Extract the entries in their exact form.

Data for this task:
===
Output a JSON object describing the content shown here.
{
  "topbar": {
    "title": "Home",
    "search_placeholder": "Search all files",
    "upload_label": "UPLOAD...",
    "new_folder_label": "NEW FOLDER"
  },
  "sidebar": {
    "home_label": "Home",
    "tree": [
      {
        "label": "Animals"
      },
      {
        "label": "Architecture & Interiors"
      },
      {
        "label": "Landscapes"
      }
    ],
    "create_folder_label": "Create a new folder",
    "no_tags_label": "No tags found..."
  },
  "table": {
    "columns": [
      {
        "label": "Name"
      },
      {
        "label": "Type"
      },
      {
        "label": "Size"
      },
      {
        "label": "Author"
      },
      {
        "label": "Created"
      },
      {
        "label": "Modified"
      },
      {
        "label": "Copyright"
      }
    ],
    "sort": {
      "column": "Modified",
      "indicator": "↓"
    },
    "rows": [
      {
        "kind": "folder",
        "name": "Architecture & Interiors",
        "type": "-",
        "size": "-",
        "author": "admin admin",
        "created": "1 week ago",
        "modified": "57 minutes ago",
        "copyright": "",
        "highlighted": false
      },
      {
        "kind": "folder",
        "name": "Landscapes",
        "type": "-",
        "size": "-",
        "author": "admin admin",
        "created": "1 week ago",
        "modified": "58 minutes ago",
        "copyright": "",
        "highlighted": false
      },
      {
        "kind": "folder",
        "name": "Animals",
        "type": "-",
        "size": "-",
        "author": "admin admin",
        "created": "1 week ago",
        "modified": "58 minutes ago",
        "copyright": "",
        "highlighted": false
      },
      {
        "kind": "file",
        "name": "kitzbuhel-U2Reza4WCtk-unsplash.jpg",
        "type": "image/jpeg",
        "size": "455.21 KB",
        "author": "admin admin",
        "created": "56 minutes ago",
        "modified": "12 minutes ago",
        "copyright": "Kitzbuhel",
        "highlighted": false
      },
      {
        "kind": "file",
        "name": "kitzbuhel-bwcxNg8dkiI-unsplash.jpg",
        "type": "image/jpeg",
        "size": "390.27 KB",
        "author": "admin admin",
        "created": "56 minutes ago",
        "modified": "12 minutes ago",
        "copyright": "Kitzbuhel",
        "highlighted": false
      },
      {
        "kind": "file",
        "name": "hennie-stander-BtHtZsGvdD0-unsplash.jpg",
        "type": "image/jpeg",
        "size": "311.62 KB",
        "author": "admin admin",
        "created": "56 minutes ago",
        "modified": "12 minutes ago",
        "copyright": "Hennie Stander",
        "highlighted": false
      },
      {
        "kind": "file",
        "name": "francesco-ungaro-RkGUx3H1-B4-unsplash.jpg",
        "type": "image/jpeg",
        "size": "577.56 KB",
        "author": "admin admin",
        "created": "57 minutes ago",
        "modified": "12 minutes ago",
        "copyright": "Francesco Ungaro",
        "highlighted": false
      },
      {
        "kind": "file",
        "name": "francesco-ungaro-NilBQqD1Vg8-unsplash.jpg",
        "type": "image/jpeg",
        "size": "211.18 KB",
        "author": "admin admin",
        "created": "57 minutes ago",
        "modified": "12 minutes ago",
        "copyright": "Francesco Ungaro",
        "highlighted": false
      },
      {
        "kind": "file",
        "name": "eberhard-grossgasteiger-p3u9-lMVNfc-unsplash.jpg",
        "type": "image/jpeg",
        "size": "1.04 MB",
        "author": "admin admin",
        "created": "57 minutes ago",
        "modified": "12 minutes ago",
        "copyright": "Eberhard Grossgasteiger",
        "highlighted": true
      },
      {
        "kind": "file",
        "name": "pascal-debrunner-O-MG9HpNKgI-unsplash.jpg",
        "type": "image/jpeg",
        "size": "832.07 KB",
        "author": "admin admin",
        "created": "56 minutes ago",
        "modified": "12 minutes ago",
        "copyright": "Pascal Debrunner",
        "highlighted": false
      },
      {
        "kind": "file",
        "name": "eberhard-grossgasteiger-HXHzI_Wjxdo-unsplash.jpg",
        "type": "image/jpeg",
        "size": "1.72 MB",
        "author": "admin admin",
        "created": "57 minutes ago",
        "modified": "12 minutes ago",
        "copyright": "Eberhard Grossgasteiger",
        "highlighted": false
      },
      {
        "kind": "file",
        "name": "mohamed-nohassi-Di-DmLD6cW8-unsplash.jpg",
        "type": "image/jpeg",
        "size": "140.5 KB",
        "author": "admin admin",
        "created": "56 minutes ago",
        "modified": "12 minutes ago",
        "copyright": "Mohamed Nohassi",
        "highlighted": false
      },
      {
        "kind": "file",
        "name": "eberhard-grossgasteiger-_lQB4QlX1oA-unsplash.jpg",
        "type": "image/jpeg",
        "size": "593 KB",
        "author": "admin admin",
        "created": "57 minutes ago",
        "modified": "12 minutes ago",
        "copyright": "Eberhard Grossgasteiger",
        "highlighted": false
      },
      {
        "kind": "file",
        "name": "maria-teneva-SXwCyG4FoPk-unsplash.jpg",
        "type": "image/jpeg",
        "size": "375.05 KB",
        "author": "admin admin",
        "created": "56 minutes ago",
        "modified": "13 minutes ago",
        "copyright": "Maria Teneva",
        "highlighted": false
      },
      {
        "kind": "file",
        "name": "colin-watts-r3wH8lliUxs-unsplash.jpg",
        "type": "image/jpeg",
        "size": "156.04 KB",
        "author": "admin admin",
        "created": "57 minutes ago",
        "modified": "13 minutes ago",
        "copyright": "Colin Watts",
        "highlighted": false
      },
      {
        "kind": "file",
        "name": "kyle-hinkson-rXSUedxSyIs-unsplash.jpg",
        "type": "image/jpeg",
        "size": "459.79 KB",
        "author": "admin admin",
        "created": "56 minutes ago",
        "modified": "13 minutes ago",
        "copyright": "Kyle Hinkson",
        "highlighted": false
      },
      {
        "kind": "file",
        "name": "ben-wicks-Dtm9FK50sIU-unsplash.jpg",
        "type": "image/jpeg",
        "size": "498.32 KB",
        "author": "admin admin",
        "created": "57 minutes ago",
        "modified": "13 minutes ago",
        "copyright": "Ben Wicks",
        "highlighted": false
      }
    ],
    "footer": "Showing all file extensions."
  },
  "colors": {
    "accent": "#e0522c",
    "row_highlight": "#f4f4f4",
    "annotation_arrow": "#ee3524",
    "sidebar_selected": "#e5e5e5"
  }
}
===
Task output:
Output a JSON object describing the content shown here.
{
  "topbar": {
    "title": "Home",
    "search_placeholder": "Search all files",
    "upload_label": "UPLOAD...",
    "new_folder_label": "NEW FOLDER"
  },
  "sidebar": {
    "home_label": "Home",
    "tree": [
      {
        "label": "Animals"
      },
      {
        "label": "Architecture & Interiors"
      },
      {
        "label": "Landscapes"
      }
    ],
    "create_folder_label": "Create a new folder",
    "no_tags_label": "No tags found..."
  },
  "table": {
    "columns": [
      {
        "label": "Name"
      },
      {
        "label": "Type"
      },
      {
        "label": "Size"
      },
      {
        "label": "Author"
      },
      {
        "label": "Created"
      },
      {
        "label": "Modified"
      },
      {
        "label": "Copyright"
      }
    ],
    "sort": {
      "column": "Modified",
      "indicator": "↓"
    },
    "rows": [
      {
        "kind": "folder",
        "name": "Architecture & Interiors",
        "type": "-",
        "size": "-",
        "author": "admin admin",
        "created": "1 week ago",
        "modified": "57 minutes ago",
        "copyright": "",
        "highlighted": false
      },
      {
        "kind": "folder",
        "name": "Landscapes",
        "type": "-",
        "size": "-",
        "author": "admin admin",
        "created": "1 week ago",
        "modified": "58 minutes ago",
        "copyright": "",
        "highlighted": false
      },
      {
        "kind": "folder",
        "name": "Animals",
        "type": "-",
        "size": "-",
        "author": "admin admin",
        "created": "1 week ago",
        "modified": "58 minutes ago",
        "copyright": "",
        "highlighted": false
      },
      {
        "kind": "file",
        "name": "kitzbuhel-U2Reza4WCtk-unsplash.jpg",
        "type": "image/jpeg",
        "size": "455.21 KB",
        "author": "admin admin",
        "created": "56 minutes ago",
        "modified": "12 minutes ago",
        "copyright": "Kitzbuhel",
        "highlighted": false
      },
      {
        "kind": "file",
        "name": "kitzbuhel-bwcxNg8dkiI-unsplash.jpg",
        "type": "image/jpeg",
        "size": "390.27 KB",
        "author": "admin admin",
        "created": "56 minutes ago",
        "modified": "12 minutes ago",
        "copyright": "Kitzbuhel",
        "highlighted": false
      },
      {
        "kind": "file",
        "name": "hennie-stander-BtHtZsGvdD0-unsplash.jpg",
        "type": "image/jpeg",
        "size": "311.62 KB",
        "author": "admin admin",
        "created": "56 minutes ago",
        "modified": "12 minutes ago",
        "copyright": "Hennie Stander",
        "highlighted": false
      },
      {
        "kind": "file",
        "name": "francesco-ungaro-RkGUx3H1-B4-unsplash.jpg",
        "type": "image/jpeg",
        "size": "577.56 KB",
        "author": "admin admin",
        "created": "57 minutes ago",
        "modified": "12 minutes ago",
        "copyright": "Francesco Ungaro",
        "highlighted": false
      },
      {
        "kind": "file",
        "name": "francesco-ungaro-NilBQqD1Vg8-unsplash.jpg",
        "type": "image/jpeg",
        "size": "211.18 KB",
        "author": "admin admin",
        "created": "57 minutes ago",
        "modified": "12 minutes ago",
        "copyright": "Francesco Ungaro",
        "highlighted": false
      },
      {
        "kind": "file",
        "name": "eberhard-grossgasteiger-p3u9-lMVNfc-unsplash.jpg",
        "type": "image/jpeg",
        "size": "1.04 MB",
        "author": "admin admin",
        "created": "57 minutes ago",
        "modified": "12 minutes ago",
        "copyright": "Eberhard Grossgasteiger",
        "highlighted": true
      },
      {
        "kind": "file",
        "name": "pascal-debrunner-O-MG9HpNKgI-unsplash.jpg",
        "type": "image/jpeg",
        "size": "832.07 KB",
        "author": "admin admin",
        "created": "56 minutes ago",
        "modified": "12 minutes ago",
        "copyright": "Pascal Debrunner",
        "highlighted": false
      },
      {
        "kind": "file",
        "name": "eberhard-grossgasteiger-HXHzI_Wjxdo-unsplash.jpg",
        "type": "image/jpeg",
        "size": "1.72 MB",
        "author": "admin admin",
        "created": "57 minutes ago",
        "modified": "12 minutes ago",
        "copyright": "Eberhard Grossgasteiger",
        "highlighted": false
      },
      {
        "kind": "file",
        "name": "mohamed-nohassi-Di-DmLD6cW8-unsplash.jpg",
        "type": "image/jpeg",
        "size": "140.5 KB",
        "author": "admin admin",
        "created": "56 minutes ago",
        "modified": "12 minutes ago",
        "copyright": "Mohamed Nohassi",
        "highlighted": false
      },
      {
        "kind": "file",
        "name": "eberhard-grossgasteiger-_lQB4QlX1oA-unsplash.jpg",
        "type": "image/jpeg",
        "size": "593 KB",
        "author": "admin admin",
        "created": "57 minutes ago",
        "modified": "12 minutes ago",
        "copyright": "Eberhard Grossgasteiger",
        "highlighted": false
      },
      {
        "kind": "file",
        "name": "maria-teneva-SXwCyG4FoPk-unsplash.jpg",
        "type": "image/jpeg",
        "size": "375.05 KB",
        "author": "admin admin",
        "created": "56 minutes ago",
        "modified": "13 minutes ago",
        "copyright": "Maria Teneva",
        "highlighted": false
      },
      {
        "kind": "file",
        "name": "colin-watts-r3wH8lliUxs-unsplash.jpg",
        "type": "image/jpeg",
        "size": "156.04 KB",
        "author": "admin admin",
        "created": "57 minutes ago",
        "modified": "13 minutes ago",
        "copyright": "Colin Watts",
        "highlighted": false
      },
      {
        "kind": "file",
        "name": "kyle-hinkson-rXSUedxSyIs-unsplash.jpg",
        "type": "image/jpeg",
        "size": "459.79 KB",
        "author": "admin admin",
        "created": "56 minutes ago",
        "modified": "13 minutes ago",
        "copyright": "Kyle Hinkson",
        "highlighted": false
      },
      {
        "kind": "file",
        "name": "ben-wicks-Dtm9FK50sIU-unsplash.jpg",
        "type": "image/jpeg",
        "size": "498.32 KB",
        "author": "admin admin",
        "created": "57 minutes ago",
        "modified": "13 minutes ago",
        "copyright": "Ben Wicks",
        "highlighted": false
      }
    ],
    "footer": "Showing all file extensions."
  },
  "colors": {
    "accent": "#e0522c",
    "row_highlight": "#f4f4f4",
    "annotation_arrow": "#ee3524",
    "sidebar_selected": "#e5e5e5"
  }
}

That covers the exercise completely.